— START OF WORKING DATA —

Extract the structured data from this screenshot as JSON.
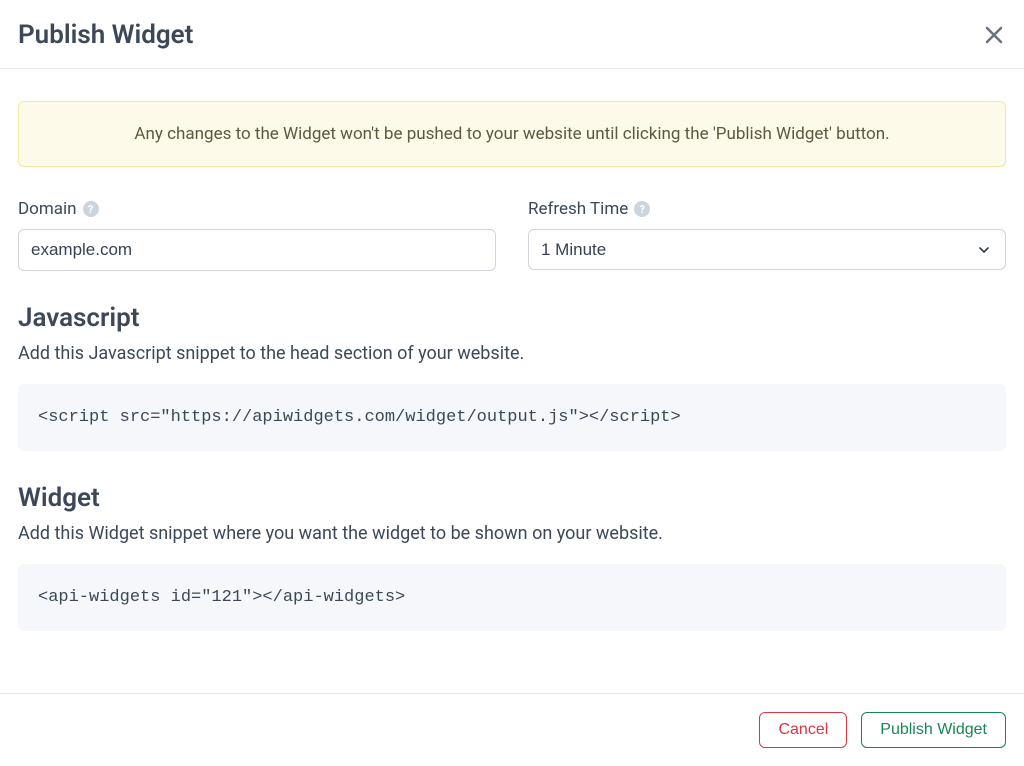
{
  "header": {
    "title": "Publish Widget"
  },
  "alert": {
    "message": "Any changes to the Widget won't be pushed to your website until clicking the 'Publish Widget' button."
  },
  "form": {
    "domain": {
      "label": "Domain",
      "value": "example.com"
    },
    "refresh_time": {
      "label": "Refresh Time",
      "selected": "1 Minute"
    }
  },
  "sections": {
    "javascript": {
      "heading": "Javascript",
      "description": "Add this Javascript snippet to the head section of your website.",
      "code": "<script src=\"https://apiwidgets.com/widget/output.js\"></script>"
    },
    "widget": {
      "heading": "Widget",
      "description": "Add this Widget snippet where you want the widget to be shown on your website.",
      "code": "<api-widgets id=\"121\"></api-widgets>"
    }
  },
  "footer": {
    "cancel_label": "Cancel",
    "publish_label": "Publish Widget"
  }
}
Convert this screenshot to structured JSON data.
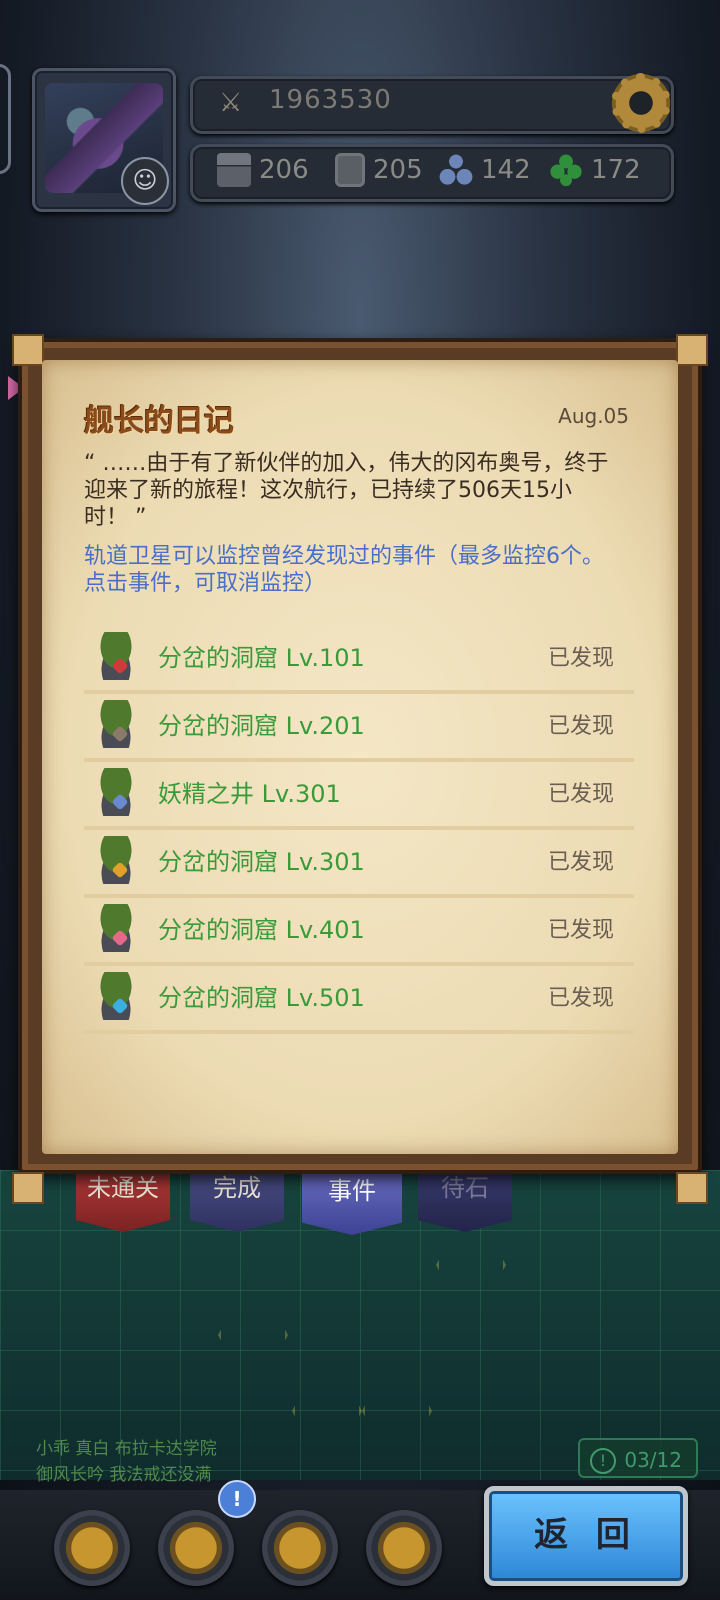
{
  "hud": {
    "power": "1963530",
    "resources": [
      {
        "icon": "tank-icon",
        "value": "206"
      },
      {
        "icon": "document-icon",
        "value": "205"
      },
      {
        "icon": "propeller-icon",
        "value": "142"
      },
      {
        "icon": "clover-icon",
        "value": "172"
      }
    ]
  },
  "diary": {
    "title": "舰长的日记",
    "date": "Aug.05",
    "quote": "“ ……由于有了新伙伴的加入，伟大的冈布奥号，终于迎来了新的旅程！这次航行，已持续了506天15小时！ ”",
    "note": "轨道卫星可以监控曾经发现过的事件（最多监控6个。点击事件，可取消监控）"
  },
  "events": [
    {
      "name": "分岔的洞窟 Lv.101",
      "status": "已发现",
      "gem": "#d13a3a"
    },
    {
      "name": "分岔的洞窟 Lv.201",
      "status": "已发现",
      "gem": "#8a7a6a"
    },
    {
      "name": "妖精之井 Lv.301",
      "status": "已发现",
      "gem": "#6a8ad0"
    },
    {
      "name": "分岔的洞窟 Lv.301",
      "status": "已发现",
      "gem": "#e0a02a"
    },
    {
      "name": "分岔的洞窟 Lv.401",
      "status": "已发现",
      "gem": "#e56a8a"
    },
    {
      "name": "分岔的洞窟 Lv.501",
      "status": "已发现",
      "gem": "#3ab0e0"
    }
  ],
  "tabs": {
    "uncleared": "未通关",
    "done": "完成",
    "events": "事件",
    "pending": "待石"
  },
  "feed": {
    "line1": "小乖 真白  布拉卡达学院",
    "line2": "御风长吟  我法戒还没满"
  },
  "counter": "03/12",
  "nav_badge": "!",
  "back_label": "返 回"
}
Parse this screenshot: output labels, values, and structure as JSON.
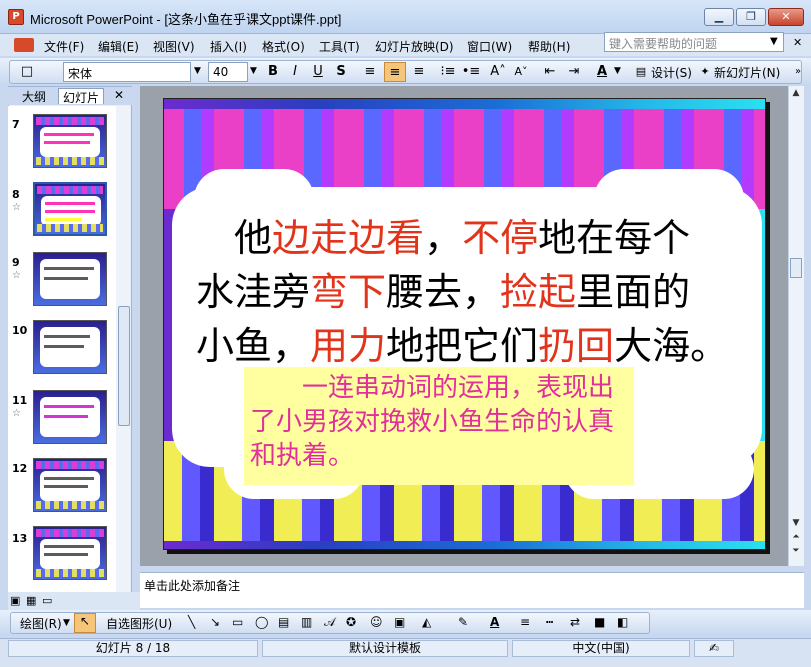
{
  "window": {
    "app_name": "Microsoft PowerPoint",
    "title": "Microsoft PowerPoint - [这条小鱼在乎课文ppt课件.ppt]",
    "app_icon_label": "P",
    "minimize_glyph": "▁",
    "restore_glyph": "❐",
    "close_glyph": "✕"
  },
  "menubar": {
    "items": [
      "文件(F)",
      "编辑(E)",
      "视图(V)",
      "插入(I)",
      "格式(O)",
      "工具(T)",
      "幻灯片放映(D)",
      "窗口(W)",
      "帮助(H)"
    ],
    "help_placeholder": "键入需要帮助的问题",
    "close_doc_glyph": "✕"
  },
  "toolbar": {
    "font_name": "宋体",
    "font_size": "40",
    "bold": "B",
    "italic": "I",
    "underline": "U",
    "shadow": "S",
    "design_label": "设计(S)",
    "new_slide_label": "新幻灯片(N)",
    "align_center_active": true
  },
  "left_pane": {
    "tabs": [
      "大纲",
      "幻灯片"
    ],
    "active_tab": "幻灯片",
    "close_glyph": "✕",
    "slides": [
      {
        "num": "7",
        "star": ""
      },
      {
        "num": "8",
        "star": "☆",
        "selected": true
      },
      {
        "num": "9",
        "star": "☆"
      },
      {
        "num": "10",
        "star": ""
      },
      {
        "num": "11",
        "star": "☆"
      },
      {
        "num": "12",
        "star": ""
      },
      {
        "num": "13",
        "star": ""
      }
    ]
  },
  "slide": {
    "line1_a": "他",
    "line1_b": "边走边看",
    "line1_c": "，",
    "line1_d": "不停",
    "line1_e": "地在每个",
    "line2_a": "水洼旁",
    "line2_b": "弯下",
    "line2_c": "腰去，",
    "line2_d": "捡起",
    "line2_e": "里面的",
    "line3_a": "小鱼，",
    "line3_b": "用力",
    "line3_c": "地把它们",
    "line3_d": "扔回",
    "line3_e": "大海。",
    "note": "一连串动词的运用，表现出了小男孩对挽救小鱼生命的认真和执着。",
    "highlight_color": "#e2331b",
    "note_color": "#e0309a",
    "note_bg": "#ffffa0"
  },
  "notes": {
    "placeholder": "单击此处添加备注"
  },
  "drawbar": {
    "draw_label": "绘图(R)",
    "autoshape_label": "自选图形(U)"
  },
  "status": {
    "slide_pos": "幻灯片 8 / 18",
    "template": "默认设计模板",
    "language": "中文(中国)"
  }
}
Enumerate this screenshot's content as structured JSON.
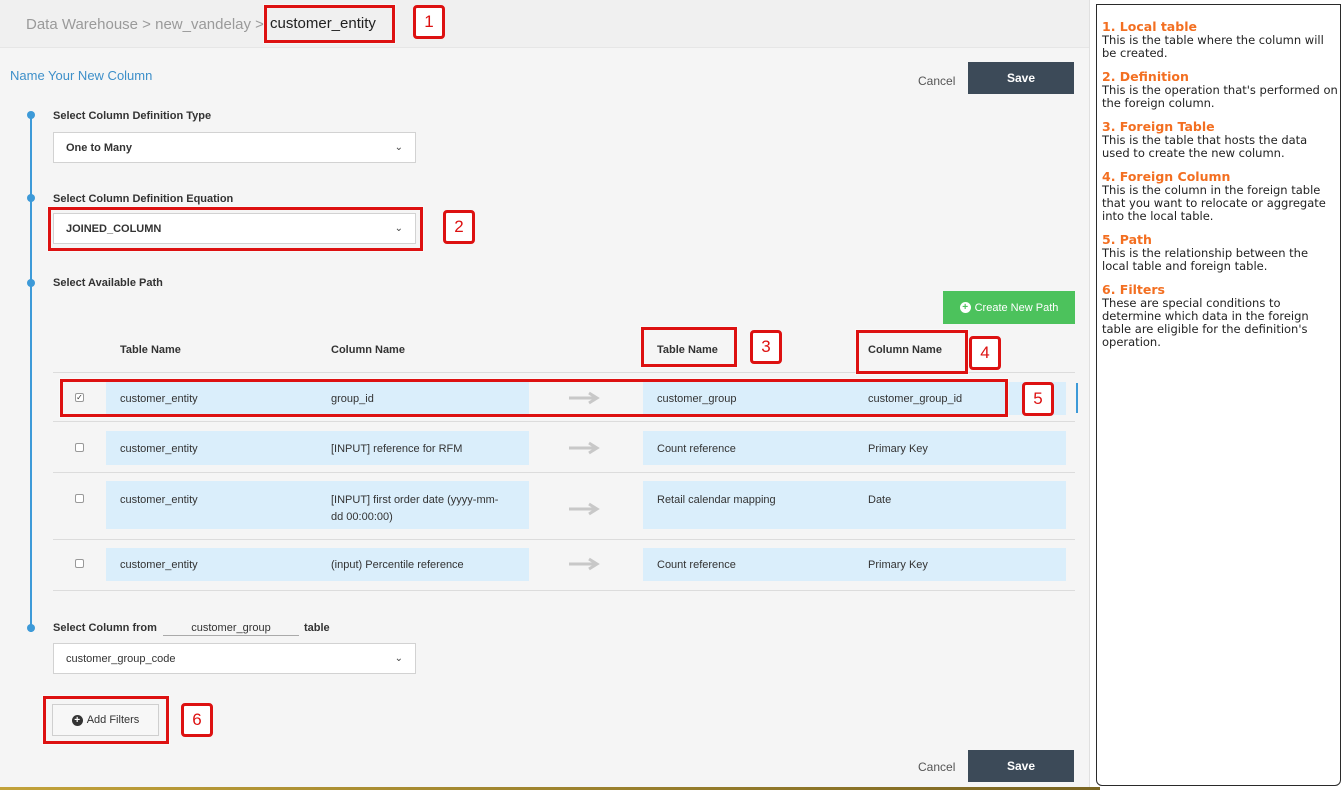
{
  "breadcrumb": {
    "path": "Data Warehouse > new_vandelay > ",
    "current": "customer_entity"
  },
  "header": {
    "section_title": "Name Your New Column",
    "cancel_label": "Cancel",
    "save_label": "Save"
  },
  "steps": {
    "definition_type": {
      "label": "Select Column Definition Type",
      "value": "One to Many"
    },
    "definition_equation": {
      "label": "Select Column Definition Equation",
      "value": "JOINED_COLUMN"
    },
    "available_path": {
      "label": "Select Available Path",
      "create_path_label": "Create New Path"
    },
    "select_column": {
      "label_prefix": "Select Column from",
      "table": "customer_group",
      "label_suffix": "table",
      "value": "customer_group_code"
    }
  },
  "path_table": {
    "headers": {
      "local_table": "Table Name",
      "local_column": "Column Name",
      "foreign_table": "Table Name",
      "foreign_column": "Column Name"
    },
    "rows": [
      {
        "checked": true,
        "local_table": "customer_entity",
        "local_column": "group_id",
        "foreign_table": "customer_group",
        "foreign_column": "customer_group_id"
      },
      {
        "checked": false,
        "local_table": "customer_entity",
        "local_column": "[INPUT] reference for RFM",
        "foreign_table": "Count reference",
        "foreign_column": "Primary Key"
      },
      {
        "checked": false,
        "local_table": "customer_entity",
        "local_column_line1": "[INPUT] first order date (yyyy-mm-",
        "local_column_line2": "dd 00:00:00)",
        "foreign_table": "Retail calendar mapping",
        "foreign_column": "Date"
      },
      {
        "checked": false,
        "local_table": "customer_entity",
        "local_column": "(input) Percentile reference",
        "foreign_table": "Count reference",
        "foreign_column": "Primary Key"
      }
    ]
  },
  "filters": {
    "add_label": "Add Filters"
  },
  "footer": {
    "cancel_label": "Cancel",
    "save_label": "Save"
  },
  "annotations": [
    "1",
    "2",
    "3",
    "4",
    "5",
    "6"
  ],
  "help": [
    {
      "title": "1. Local table",
      "body": "This is the table where the column will be created."
    },
    {
      "title": "2. Definition",
      "body": "This is the operation that's performed on the foreign column."
    },
    {
      "title": "3. Foreign Table",
      "body": "This is the table that hosts the data used to create the new column."
    },
    {
      "title": "4. Foreign Column",
      "body": "This is the column in the foreign table that you want to relocate or aggregate into the local table."
    },
    {
      "title": "5. Path",
      "body": "This is the relationship between the local table and foreign table."
    },
    {
      "title": "6. Filters",
      "body": "These are special conditions to determine which data in the foreign table are eligible for the definition's operation."
    }
  ],
  "colors": {
    "accent_blue": "#3d9ad8",
    "save_button": "#3c4a58",
    "create_button": "#4cc25c",
    "row_highlight": "#daeefb",
    "annotation_red": "#dd1111",
    "help_title_orange": "#f36f21"
  }
}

— END OF WORKING DATA —

WRITTEN PROBLEM
Each record should be quoted exactly, with the images omitted.

CORRECT OUTPUT
Extract the structured data from this screenshot as JSON.
{
  "header": {
    "title": "Publish Widget"
  },
  "alert": {
    "message": "Any changes to the Widget won't be pushed to your website until clicking the 'Publish Widget' button."
  },
  "form": {
    "domain": {
      "label": "Domain",
      "value": "example.com"
    },
    "refresh_time": {
      "label": "Refresh Time",
      "selected": "1 Minute"
    }
  },
  "sections": {
    "javascript": {
      "heading": "Javascript",
      "description": "Add this Javascript snippet to the head section of your website.",
      "code": "<script src=\"https://apiwidgets.com/widget/output.js\"></script>"
    },
    "widget": {
      "heading": "Widget",
      "description": "Add this Widget snippet where you want the widget to be shown on your website.",
      "code": "<api-widgets id=\"121\"></api-widgets>"
    }
  },
  "footer": {
    "cancel_label": "Cancel",
    "publish_label": "Publish Widget"
  }
}
Convert this screenshot to structured JSON data.
{
  "hud": {
    "power": "1963530",
    "resources": [
      {
        "icon": "tank-icon",
        "value": "206"
      },
      {
        "icon": "document-icon",
        "value": "205"
      },
      {
        "icon": "propeller-icon",
        "value": "142"
      },
      {
        "icon": "clover-icon",
        "value": "172"
      }
    ]
  },
  "diary": {
    "title": "舰长的日记",
    "date": "Aug.05",
    "quote": "“ ……由于有了新伙伴的加入，伟大的冈布奥号，终于迎来了新的旅程！这次航行，已持续了506天15小时！ ”",
    "note": "轨道卫星可以监控曾经发现过的事件（最多监控6个。点击事件，可取消监控）"
  },
  "events": [
    {
      "name": "分岔的洞窟 Lv.101",
      "status": "已发现",
      "gem": "#d13a3a"
    },
    {
      "name": "分岔的洞窟 Lv.201",
      "status": "已发现",
      "gem": "#8a7a6a"
    },
    {
      "name": "妖精之井 Lv.301",
      "status": "已发现",
      "gem": "#6a8ad0"
    },
    {
      "name": "分岔的洞窟 Lv.301",
      "status": "已发现",
      "gem": "#e0a02a"
    },
    {
      "name": "分岔的洞窟 Lv.401",
      "status": "已发现",
      "gem": "#e56a8a"
    },
    {
      "name": "分岔的洞窟 Lv.501",
      "status": "已发现",
      "gem": "#3ab0e0"
    }
  ],
  "tabs": {
    "uncleared": "未通关",
    "done": "完成",
    "events": "事件",
    "pending": "待石"
  },
  "feed": {
    "line1": "小乖 真白  布拉卡达学院",
    "line2": "御风长吟  我法戒还没满"
  },
  "counter": "03/12",
  "nav_badge": "!",
  "back_label": "返 回"
}
Parse this screenshot: output labels, values, and structure as JSON.
{
  "window": {
    "app_name": "Microsoft PowerPoint",
    "title": "Microsoft PowerPoint - [这条小鱼在乎课文ppt课件.ppt]",
    "app_icon_label": "P",
    "minimize_glyph": "▁",
    "restore_glyph": "❐",
    "close_glyph": "✕"
  },
  "menubar": {
    "items": [
      "文件(F)",
      "编辑(E)",
      "视图(V)",
      "插入(I)",
      "格式(O)",
      "工具(T)",
      "幻灯片放映(D)",
      "窗口(W)",
      "帮助(H)"
    ],
    "help_placeholder": "键入需要帮助的问题",
    "close_doc_glyph": "✕"
  },
  "toolbar": {
    "font_name": "宋体",
    "font_size": "40",
    "bold": "B",
    "italic": "I",
    "underline": "U",
    "shadow": "S",
    "design_label": "设计(S)",
    "new_slide_label": "新幻灯片(N)",
    "align_center_active": true
  },
  "left_pane": {
    "tabs": [
      "大纲",
      "幻灯片"
    ],
    "active_tab": "幻灯片",
    "close_glyph": "✕",
    "slides": [
      {
        "num": "7",
        "star": ""
      },
      {
        "num": "8",
        "star": "☆",
        "selected": true
      },
      {
        "num": "9",
        "star": "☆"
      },
      {
        "num": "10",
        "star": ""
      },
      {
        "num": "11",
        "star": "☆"
      },
      {
        "num": "12",
        "star": ""
      },
      {
        "num": "13",
        "star": ""
      }
    ]
  },
  "slide": {
    "line1_a": "他",
    "line1_b": "边走边看",
    "line1_c": "，",
    "line1_d": "不停",
    "line1_e": "地在每个",
    "line2_a": "水洼旁",
    "line2_b": "弯下",
    "line2_c": "腰去，",
    "line2_d": "捡起",
    "line2_e": "里面的",
    "line3_a": "小鱼，",
    "line3_b": "用力",
    "line3_c": "地把它们",
    "line3_d": "扔回",
    "line3_e": "大海。",
    "note": "一连串动词的运用，表现出了小男孩对挽救小鱼生命的认真和执着。",
    "highlight_color": "#e2331b",
    "note_color": "#e0309a",
    "note_bg": "#ffffa0"
  },
  "notes": {
    "placeholder": "单击此处添加备注"
  },
  "drawbar": {
    "draw_label": "绘图(R)",
    "autoshape_label": "自选图形(U)"
  },
  "status": {
    "slide_pos": "幻灯片 8 / 18",
    "template": "默认设计模板",
    "language": "中文(中国)"
  }
}
Enumerate this screenshot's content as structured JSON.
{
  "breadcrumb": {
    "path": "Data Warehouse > new_vandelay > ",
    "current": "customer_entity"
  },
  "header": {
    "section_title": "Name Your New Column",
    "cancel_label": "Cancel",
    "save_label": "Save"
  },
  "steps": {
    "definition_type": {
      "label": "Select Column Definition Type",
      "value": "One to Many"
    },
    "definition_equation": {
      "label": "Select Column Definition Equation",
      "value": "JOINED_COLUMN"
    },
    "available_path": {
      "label": "Select Available Path",
      "create_path_label": "Create New Path"
    },
    "select_column": {
      "label_prefix": "Select Column from",
      "table": "customer_group",
      "label_suffix": "table",
      "value": "customer_group_code"
    }
  },
  "path_table": {
    "headers": {
      "local_table": "Table Name",
      "local_column": "Column Name",
      "foreign_table": "Table Name",
      "foreign_column": "Column Name"
    },
    "rows": [
      {
        "checked": true,
        "local_table": "customer_entity",
        "local_column": "group_id",
        "foreign_table": "customer_group",
        "foreign_column": "customer_group_id"
      },
      {
        "checked": false,
        "local_table": "customer_entity",
        "local_column": "[INPUT] reference for RFM",
        "foreign_table": "Count reference",
        "foreign_column": "Primary Key"
      },
      {
        "checked": false,
        "local_table": "customer_entity",
        "local_column_line1": "[INPUT] first order date (yyyy-mm-",
        "local_column_line2": "dd 00:00:00)",
        "foreign_table": "Retail calendar mapping",
        "foreign_column": "Date"
      },
      {
        "checked": false,
        "local_table": "customer_entity",
        "local_column": "(input) Percentile reference",
        "foreign_table": "Count reference",
        "foreign_column": "Primary Key"
      }
    ]
  },
  "filters": {
    "add_label": "Add Filters"
  },
  "footer": {
    "cancel_label": "Cancel",
    "save_label": "Save"
  },
  "annotations": [
    "1",
    "2",
    "3",
    "4",
    "5",
    "6"
  ],
  "help": [
    {
      "title": "1. Local table",
      "body": "This is the table where the column will be created."
    },
    {
      "title": "2. Definition",
      "body": "This is the operation that's performed on the foreign column."
    },
    {
      "title": "3. Foreign Table",
      "body": "This is the table that hosts the data used to create the new column."
    },
    {
      "title": "4. Foreign Column",
      "body": "This is the column in the foreign table that you want to relocate or aggregate into the local table."
    },
    {
      "title": "5. Path",
      "body": "This is the relationship between the local table and foreign table."
    },
    {
      "title": "6. Filters",
      "body": "These are special conditions to determine which data in the foreign table are eligible for the definition's operation."
    }
  ],
  "colors": {
    "accent_blue": "#3d9ad8",
    "save_button": "#3c4a58",
    "create_button": "#4cc25c",
    "row_highlight": "#daeefb",
    "annotation_red": "#dd1111",
    "help_title_orange": "#f36f21"
  }
}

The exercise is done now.